Where a line in the listing below contains the word "data", copy that line.

[A run of records]
########
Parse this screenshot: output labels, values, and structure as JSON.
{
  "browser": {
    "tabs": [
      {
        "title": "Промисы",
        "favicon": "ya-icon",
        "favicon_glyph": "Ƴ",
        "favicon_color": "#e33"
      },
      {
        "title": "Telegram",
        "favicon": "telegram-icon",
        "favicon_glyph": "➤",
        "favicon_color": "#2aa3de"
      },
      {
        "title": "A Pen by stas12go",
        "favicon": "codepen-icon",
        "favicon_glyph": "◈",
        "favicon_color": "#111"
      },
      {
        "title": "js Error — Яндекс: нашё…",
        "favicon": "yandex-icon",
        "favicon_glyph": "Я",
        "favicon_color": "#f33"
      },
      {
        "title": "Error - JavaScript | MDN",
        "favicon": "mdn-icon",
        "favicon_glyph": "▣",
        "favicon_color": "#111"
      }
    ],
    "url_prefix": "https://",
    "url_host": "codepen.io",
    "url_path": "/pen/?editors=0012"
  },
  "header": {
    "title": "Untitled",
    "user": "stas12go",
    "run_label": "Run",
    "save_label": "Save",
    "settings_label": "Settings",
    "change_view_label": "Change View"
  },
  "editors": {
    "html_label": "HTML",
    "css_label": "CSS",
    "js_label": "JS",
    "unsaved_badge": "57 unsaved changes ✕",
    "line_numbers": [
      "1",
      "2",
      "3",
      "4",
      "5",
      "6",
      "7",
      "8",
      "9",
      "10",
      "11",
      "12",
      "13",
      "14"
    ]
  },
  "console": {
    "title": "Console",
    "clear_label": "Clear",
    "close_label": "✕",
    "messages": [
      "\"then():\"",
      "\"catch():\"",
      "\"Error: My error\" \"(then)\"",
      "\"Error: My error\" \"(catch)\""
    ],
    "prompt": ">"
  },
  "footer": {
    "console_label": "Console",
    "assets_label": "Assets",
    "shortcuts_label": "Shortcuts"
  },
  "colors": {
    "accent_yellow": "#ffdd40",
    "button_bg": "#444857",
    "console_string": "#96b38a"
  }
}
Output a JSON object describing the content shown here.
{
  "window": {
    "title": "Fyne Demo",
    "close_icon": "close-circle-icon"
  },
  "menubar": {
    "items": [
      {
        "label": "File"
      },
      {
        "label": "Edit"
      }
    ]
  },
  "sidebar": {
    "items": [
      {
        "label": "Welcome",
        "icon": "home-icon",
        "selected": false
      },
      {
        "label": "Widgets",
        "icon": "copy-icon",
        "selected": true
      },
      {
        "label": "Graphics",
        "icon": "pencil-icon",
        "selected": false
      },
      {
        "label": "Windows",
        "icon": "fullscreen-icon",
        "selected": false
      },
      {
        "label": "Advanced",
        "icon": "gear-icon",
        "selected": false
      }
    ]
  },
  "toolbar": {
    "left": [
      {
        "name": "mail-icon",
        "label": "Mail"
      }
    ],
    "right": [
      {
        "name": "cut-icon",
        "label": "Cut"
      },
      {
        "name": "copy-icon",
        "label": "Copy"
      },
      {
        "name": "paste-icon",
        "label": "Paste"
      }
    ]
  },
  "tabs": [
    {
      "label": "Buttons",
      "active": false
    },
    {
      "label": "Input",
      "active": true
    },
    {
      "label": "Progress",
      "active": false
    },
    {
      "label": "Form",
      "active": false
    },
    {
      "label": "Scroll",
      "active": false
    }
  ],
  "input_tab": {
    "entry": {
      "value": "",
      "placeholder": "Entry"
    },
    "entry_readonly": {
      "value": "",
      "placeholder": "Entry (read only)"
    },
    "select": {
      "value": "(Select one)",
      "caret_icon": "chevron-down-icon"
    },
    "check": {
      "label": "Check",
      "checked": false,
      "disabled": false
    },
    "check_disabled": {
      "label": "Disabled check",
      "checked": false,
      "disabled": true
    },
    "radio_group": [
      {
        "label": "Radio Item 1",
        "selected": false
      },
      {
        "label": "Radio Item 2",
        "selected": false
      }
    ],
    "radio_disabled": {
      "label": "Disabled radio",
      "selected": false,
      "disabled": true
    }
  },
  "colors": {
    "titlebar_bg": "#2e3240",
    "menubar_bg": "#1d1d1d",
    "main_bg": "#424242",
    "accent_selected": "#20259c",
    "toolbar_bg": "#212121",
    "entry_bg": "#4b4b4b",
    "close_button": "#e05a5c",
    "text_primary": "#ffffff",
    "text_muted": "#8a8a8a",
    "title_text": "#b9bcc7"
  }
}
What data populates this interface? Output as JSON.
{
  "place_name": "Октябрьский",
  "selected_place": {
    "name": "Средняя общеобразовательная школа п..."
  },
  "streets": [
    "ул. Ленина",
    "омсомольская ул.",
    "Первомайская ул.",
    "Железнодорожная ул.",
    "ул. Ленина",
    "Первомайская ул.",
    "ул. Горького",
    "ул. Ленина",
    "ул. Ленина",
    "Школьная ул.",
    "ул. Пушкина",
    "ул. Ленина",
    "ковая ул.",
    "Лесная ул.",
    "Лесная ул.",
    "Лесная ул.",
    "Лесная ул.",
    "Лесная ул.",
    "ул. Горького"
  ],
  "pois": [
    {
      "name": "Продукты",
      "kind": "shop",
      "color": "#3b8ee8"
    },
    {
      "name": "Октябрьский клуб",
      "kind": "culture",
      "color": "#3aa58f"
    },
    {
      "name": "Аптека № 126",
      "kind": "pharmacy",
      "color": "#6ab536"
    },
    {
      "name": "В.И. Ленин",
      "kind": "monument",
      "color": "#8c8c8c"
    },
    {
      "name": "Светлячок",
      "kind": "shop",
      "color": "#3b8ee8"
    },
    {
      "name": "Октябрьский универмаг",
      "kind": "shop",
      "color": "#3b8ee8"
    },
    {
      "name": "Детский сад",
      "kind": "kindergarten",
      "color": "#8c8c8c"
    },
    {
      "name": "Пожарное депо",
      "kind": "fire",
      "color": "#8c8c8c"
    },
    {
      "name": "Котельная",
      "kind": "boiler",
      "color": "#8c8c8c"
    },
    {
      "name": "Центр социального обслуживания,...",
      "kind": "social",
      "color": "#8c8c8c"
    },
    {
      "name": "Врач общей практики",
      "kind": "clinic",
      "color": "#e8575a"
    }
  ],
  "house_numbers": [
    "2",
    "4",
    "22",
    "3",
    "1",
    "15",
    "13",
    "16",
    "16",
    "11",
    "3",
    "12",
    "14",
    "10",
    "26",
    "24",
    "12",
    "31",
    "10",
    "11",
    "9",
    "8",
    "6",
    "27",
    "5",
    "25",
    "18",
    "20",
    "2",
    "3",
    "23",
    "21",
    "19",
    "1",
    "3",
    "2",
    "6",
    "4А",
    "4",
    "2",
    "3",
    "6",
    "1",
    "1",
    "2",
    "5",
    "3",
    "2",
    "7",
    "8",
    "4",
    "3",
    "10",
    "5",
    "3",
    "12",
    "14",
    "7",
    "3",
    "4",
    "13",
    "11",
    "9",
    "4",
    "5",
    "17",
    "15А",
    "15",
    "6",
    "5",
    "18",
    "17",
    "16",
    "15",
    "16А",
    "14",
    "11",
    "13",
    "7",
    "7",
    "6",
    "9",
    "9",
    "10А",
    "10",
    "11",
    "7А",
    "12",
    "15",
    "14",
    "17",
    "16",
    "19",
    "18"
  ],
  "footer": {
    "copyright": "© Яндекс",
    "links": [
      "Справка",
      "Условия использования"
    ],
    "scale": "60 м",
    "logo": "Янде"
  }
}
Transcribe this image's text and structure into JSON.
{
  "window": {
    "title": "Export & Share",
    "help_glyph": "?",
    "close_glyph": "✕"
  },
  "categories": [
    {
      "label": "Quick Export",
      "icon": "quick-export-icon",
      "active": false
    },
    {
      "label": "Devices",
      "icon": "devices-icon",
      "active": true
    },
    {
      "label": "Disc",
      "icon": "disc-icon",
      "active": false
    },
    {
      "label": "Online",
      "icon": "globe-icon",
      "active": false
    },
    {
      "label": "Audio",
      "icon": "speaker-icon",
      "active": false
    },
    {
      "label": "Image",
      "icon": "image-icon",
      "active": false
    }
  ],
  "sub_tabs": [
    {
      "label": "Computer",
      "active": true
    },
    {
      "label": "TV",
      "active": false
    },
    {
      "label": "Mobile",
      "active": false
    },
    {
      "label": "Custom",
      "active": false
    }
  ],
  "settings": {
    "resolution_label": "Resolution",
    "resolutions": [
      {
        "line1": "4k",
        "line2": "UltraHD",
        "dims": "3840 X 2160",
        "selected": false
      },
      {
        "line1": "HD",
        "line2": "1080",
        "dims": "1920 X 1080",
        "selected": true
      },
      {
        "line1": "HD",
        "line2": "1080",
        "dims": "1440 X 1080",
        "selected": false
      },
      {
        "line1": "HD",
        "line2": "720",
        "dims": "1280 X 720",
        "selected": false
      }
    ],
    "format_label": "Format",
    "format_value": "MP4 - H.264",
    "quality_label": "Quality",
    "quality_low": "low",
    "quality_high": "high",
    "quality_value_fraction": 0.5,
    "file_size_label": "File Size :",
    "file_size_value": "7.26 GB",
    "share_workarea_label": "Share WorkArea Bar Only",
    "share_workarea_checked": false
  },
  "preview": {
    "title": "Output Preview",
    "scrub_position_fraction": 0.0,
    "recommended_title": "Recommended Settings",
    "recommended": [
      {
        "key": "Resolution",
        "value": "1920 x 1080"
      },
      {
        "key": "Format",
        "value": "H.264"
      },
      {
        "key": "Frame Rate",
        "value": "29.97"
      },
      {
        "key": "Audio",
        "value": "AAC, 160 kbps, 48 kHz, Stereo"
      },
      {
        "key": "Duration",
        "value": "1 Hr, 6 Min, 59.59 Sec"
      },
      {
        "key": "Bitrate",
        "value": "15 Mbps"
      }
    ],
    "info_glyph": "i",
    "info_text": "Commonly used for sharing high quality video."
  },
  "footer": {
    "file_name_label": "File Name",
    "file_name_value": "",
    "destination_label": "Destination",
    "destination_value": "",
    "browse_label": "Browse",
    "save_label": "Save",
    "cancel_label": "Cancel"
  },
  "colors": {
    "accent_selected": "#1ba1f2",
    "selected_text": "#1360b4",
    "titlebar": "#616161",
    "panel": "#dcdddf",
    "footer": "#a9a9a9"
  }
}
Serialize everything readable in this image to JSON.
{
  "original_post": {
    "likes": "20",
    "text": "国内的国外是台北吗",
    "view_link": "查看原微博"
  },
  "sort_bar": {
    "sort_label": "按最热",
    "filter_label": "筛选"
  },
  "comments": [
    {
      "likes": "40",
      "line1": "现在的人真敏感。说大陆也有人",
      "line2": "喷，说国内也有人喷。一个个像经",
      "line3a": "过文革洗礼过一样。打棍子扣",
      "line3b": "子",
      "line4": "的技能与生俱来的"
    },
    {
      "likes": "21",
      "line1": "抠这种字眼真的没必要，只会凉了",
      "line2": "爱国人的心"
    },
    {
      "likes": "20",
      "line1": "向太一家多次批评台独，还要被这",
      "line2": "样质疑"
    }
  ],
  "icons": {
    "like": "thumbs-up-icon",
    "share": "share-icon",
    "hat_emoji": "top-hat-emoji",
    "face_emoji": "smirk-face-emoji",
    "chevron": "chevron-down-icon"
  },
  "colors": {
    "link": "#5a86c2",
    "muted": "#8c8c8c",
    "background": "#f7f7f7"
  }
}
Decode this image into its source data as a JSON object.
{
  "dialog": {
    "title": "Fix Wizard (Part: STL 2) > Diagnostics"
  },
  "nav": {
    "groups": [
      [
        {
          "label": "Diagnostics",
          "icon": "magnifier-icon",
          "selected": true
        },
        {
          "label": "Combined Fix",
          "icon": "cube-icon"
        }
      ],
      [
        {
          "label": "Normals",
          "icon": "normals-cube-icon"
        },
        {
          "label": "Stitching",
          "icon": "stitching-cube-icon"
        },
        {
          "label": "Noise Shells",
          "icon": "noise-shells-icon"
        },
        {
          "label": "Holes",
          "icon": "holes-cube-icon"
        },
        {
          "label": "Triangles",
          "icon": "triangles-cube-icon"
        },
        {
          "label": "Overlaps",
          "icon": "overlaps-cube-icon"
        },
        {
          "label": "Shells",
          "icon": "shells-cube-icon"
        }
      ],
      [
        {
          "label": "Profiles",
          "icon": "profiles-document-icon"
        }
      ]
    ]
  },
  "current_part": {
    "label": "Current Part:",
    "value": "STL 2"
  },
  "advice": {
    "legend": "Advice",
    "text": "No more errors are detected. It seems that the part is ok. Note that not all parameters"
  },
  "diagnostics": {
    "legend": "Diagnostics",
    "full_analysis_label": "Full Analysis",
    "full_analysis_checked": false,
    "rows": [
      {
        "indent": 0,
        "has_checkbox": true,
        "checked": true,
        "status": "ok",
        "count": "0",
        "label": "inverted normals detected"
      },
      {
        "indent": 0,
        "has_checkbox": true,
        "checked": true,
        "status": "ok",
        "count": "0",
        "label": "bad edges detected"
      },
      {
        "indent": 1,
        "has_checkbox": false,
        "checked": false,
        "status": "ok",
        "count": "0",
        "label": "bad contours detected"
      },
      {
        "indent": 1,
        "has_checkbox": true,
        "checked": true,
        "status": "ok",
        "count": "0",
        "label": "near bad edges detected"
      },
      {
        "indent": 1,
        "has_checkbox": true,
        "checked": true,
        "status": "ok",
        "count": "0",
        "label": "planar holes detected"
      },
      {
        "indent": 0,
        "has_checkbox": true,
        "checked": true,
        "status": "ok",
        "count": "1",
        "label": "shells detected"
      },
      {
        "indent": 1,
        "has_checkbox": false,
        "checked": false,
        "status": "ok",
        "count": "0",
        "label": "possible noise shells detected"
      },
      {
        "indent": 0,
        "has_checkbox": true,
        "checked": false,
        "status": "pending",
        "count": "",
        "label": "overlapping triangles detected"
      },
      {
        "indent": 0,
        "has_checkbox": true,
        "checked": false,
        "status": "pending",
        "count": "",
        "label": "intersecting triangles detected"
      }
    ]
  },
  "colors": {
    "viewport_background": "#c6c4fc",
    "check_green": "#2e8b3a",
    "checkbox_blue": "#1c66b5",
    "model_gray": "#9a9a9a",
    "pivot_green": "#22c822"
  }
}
########
# Expected answer:
What data populates this interface? Output as JSON.
Decode this image into its source data as a JSON object.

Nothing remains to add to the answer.